Records for processing:

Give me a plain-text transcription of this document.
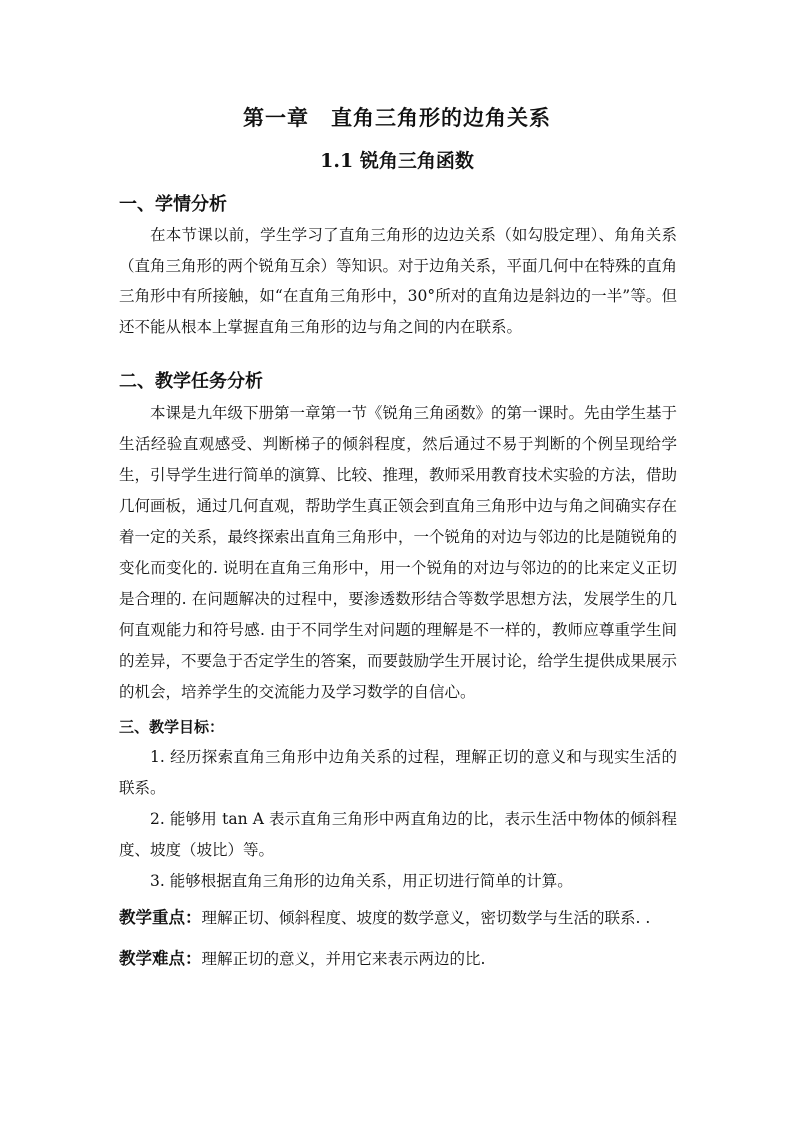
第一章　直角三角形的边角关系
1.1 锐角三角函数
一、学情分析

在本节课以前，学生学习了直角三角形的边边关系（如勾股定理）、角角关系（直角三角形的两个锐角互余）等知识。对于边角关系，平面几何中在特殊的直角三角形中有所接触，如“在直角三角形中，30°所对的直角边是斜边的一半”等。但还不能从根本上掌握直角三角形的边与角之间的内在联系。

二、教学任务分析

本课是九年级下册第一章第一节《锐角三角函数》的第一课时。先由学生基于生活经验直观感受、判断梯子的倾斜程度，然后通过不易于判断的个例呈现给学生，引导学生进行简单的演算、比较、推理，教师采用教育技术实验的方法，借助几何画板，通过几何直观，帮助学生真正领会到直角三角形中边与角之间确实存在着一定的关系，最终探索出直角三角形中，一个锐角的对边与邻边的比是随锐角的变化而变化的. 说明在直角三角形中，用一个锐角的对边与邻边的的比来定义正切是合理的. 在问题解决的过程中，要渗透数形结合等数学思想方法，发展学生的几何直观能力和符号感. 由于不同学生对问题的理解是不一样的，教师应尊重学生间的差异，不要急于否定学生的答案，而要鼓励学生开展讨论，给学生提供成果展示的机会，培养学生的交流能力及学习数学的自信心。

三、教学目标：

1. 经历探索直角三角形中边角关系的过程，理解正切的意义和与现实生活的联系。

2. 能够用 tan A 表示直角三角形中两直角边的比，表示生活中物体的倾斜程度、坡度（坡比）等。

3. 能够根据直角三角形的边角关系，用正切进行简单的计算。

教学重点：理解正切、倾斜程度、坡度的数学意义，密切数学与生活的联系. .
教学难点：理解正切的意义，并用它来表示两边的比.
--
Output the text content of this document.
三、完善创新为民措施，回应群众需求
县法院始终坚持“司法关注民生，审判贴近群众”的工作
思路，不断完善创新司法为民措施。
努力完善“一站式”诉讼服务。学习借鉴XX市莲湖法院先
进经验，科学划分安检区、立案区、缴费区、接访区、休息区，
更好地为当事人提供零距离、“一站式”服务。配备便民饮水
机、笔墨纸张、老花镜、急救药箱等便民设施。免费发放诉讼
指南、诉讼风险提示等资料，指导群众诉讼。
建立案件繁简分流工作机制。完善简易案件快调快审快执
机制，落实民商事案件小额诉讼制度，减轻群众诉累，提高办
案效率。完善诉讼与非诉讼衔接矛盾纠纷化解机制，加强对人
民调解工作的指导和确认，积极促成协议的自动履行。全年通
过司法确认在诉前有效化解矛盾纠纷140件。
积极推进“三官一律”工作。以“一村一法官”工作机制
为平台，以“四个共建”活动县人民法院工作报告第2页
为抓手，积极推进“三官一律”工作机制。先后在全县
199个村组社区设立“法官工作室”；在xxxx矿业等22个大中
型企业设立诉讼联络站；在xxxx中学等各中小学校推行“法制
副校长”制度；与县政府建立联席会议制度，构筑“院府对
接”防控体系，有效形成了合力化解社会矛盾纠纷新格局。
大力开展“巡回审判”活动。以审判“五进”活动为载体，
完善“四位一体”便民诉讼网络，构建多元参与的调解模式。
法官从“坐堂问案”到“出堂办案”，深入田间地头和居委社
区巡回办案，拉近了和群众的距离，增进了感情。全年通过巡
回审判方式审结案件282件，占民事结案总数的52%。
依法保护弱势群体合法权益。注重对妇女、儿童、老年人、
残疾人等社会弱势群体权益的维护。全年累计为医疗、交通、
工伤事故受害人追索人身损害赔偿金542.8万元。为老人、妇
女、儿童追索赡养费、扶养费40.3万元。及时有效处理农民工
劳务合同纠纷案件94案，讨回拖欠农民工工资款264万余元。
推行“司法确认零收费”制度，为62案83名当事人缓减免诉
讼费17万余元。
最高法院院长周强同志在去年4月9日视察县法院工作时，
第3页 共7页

Aim of the task:
Which lines of the data above contain "document"? Copy each one.

Problem solution:
Give me a plain-text transcription of this document.
Output the text content of this document.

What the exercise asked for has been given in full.